Review the material line by line. Identify and copy every line that contains the string "Location".

## RECORD LIST
>> Start
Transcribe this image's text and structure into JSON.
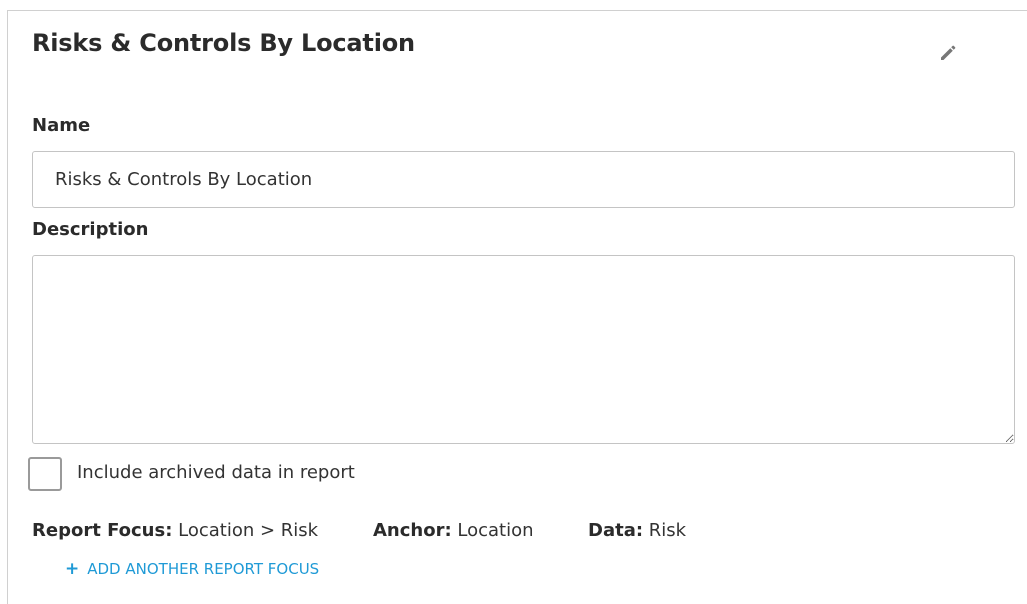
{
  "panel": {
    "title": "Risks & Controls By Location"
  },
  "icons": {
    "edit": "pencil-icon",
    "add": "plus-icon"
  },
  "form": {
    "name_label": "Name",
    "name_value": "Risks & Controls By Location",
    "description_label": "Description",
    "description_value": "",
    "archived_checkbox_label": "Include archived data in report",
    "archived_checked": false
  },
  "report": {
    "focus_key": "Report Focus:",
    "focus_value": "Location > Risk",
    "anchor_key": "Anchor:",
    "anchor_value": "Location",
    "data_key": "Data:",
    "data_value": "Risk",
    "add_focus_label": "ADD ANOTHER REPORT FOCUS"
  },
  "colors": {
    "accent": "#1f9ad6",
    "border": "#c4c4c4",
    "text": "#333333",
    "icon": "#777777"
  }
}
>> End
## RESPONSE TO THIS EXERCISE
    "title": "Risks & Controls By Location"
    "name_value": "Risks & Controls By Location",
    "focus_value": "Location > Risk",
    "anchor_value": "Location",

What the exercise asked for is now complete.